PROBLEM REQUIREMENTS | Work out how many lines hold "وتنص". Give the number and nothing else.

+---+

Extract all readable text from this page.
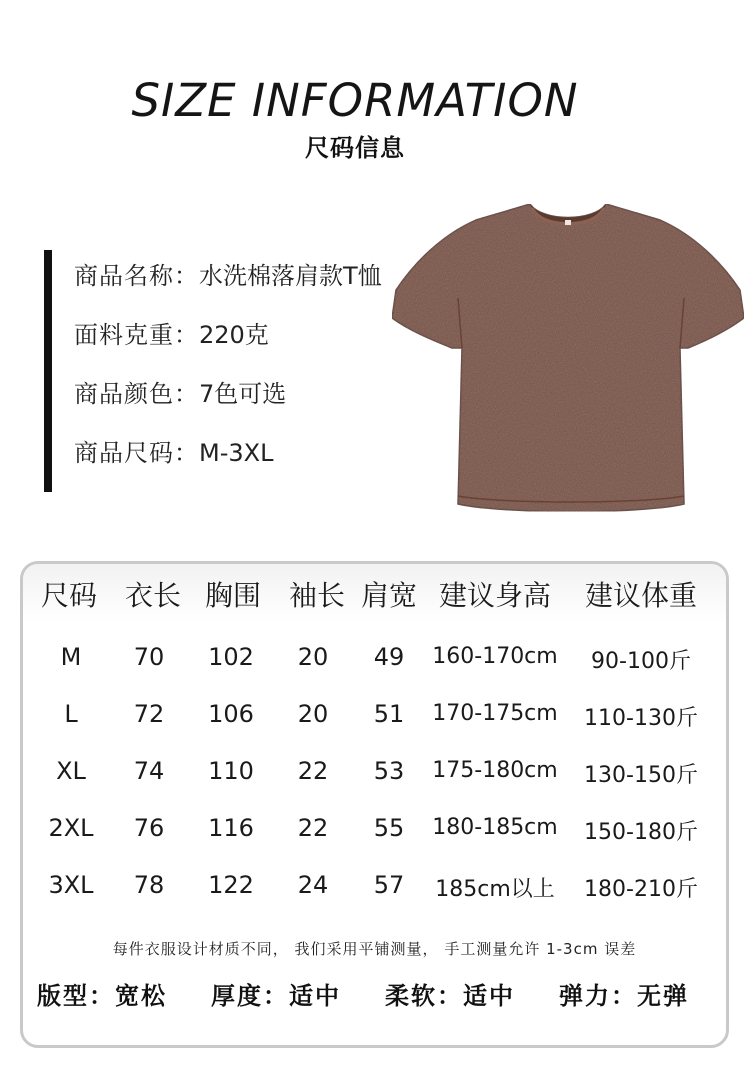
SIZE INFORMATION
尺码信息
商品名称：水洗棉落肩款T恤
面料克重：220克
商品颜色：7色可选
商品尺码：M-3XL
尺码 衣长 胸围 袖长 肩宽 建议身高	建议体重
M	70	102	20	49	160-170cm	90-100斤
L	72	106	20	51	170-175cm	110-130斤
XL	74	110	22	53	175-180cm	130-150斤
2XL	76	116	22	55	180-185cm	150-180斤
3XL	78	122	24	57	185cm以上	180-210斤
每件衣服设计材质不同， 我们采用平铺测量， 手工测量允许 1-3cm 误差
版型：宽松 厚度：适中 柔软：适中 弹力：无弹
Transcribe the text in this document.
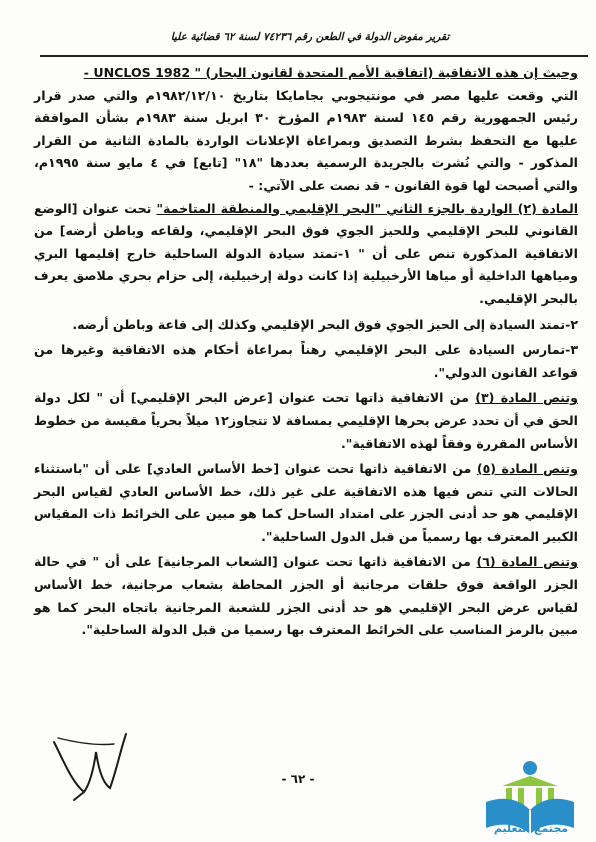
تقرير مفوض الدولة في الطعن رقم ٧٤٢٣٦ لسنة ٦٢ قضائية عليا

وحيث إن هذه الاتفاقية (اتفاقية الأمم المتحدة لقانون البحار) " UNCLOS 1982 -

التي وقعت عليها مصر في مونتيجوبي بجامايكا بتاريخ ١٩٨٢/١٢/١٠م والتي صدر قرار رئيس الجمهورية رقم ١٤٥ لسنة ١٩٨٣م المؤرخ ٣٠ ابريل سنة ١٩٨٣م بشأن الموافقة عليها مع التحفظ بشرط التصديق وبمراعاة الإعلانات الواردة بالمادة الثانية من القرار المذكور - والتي نُشرت بالجريدة الرسمية بعددها "١٨" [تابع] في ٤ مايو سنة ١٩٩٥م، والتي أصبحت لها قوة القانون - قد نصت على الآتي: -

المادة (٢) الواردة بالجزء الثاني "البحر الإقليمي والمنطقة المتاخمة" تحت عنوان [الوضع القانوني للبحر الإقليمي وللحيز الجوي فوق البحر الإقليمي، ولقاعه وباطن أرضه] من الاتفاقية المذكورة تنص على أن " ١-تمتد سيادة الدولة الساحلية خارج إقليمها البري ومياهها الداخلية أو مياها الأرخبيلية إذا كانت دولة إرخبيلية، إلى حزام بحري ملاصق يعرف بالبحر الإقليمي.

٢-تمتد السيادة إلى الحيز الجوي فوق البحر الإقليمي وكذلك إلى قاعة وباطن أرضه.

٣-تمارس السيادة على البحر الإقليمي رهناً بمراعاة أحكام هذه الاتفاقية وغيرها من قواعد القانون الدولي".

وتنص المادة (٣) من الاتفاقية ذاتها تحت عنوان [عرض البحر الإقليمي] أن " لكل دولة الحق في أن تحدد عرض بحرها الإقليمي بمسافة لا تتجاوز١٢ ميلاً بحرياً مقيسة من خطوط الأساس المقررة وفقاً لهذه الاتفاقية".

وتنص المادة (٥) من الاتفاقية ذاتها تحت عنوان [خط الأساس العادي] على أن "باستثناء الحالات التي تنص فيها هذه الاتفاقية على غير ذلك، خط الأساس العادي لقياس البحر الإقليمي هو حد أدنى الجزر على امتداد الساحل كما هو مبين على الخرائط ذات المقياس الكبير المعترف بها رسمياً من قبل الدول الساحلية".

وتنص المادة (٦) من الاتفاقية ذاتها تحت عنوان [الشعاب المرجانية] على أن " في حالة الجزر الواقعة فوق حلقات مرجانية أو الجزر المحاطة بشعاب مرجانية، خط الأساس لقياس عرض البحر الإقليمي هو حد أدنى الجزر للشعبة المرجانية باتجاه البحر كما هو مبين بالرمز المناسب على الخرائط المعترف بها رسميا من قبل الدولة الساحلية".

- ٦٢ -
مجتمع التعليم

+---+

WRITTEN SOLUTION | 3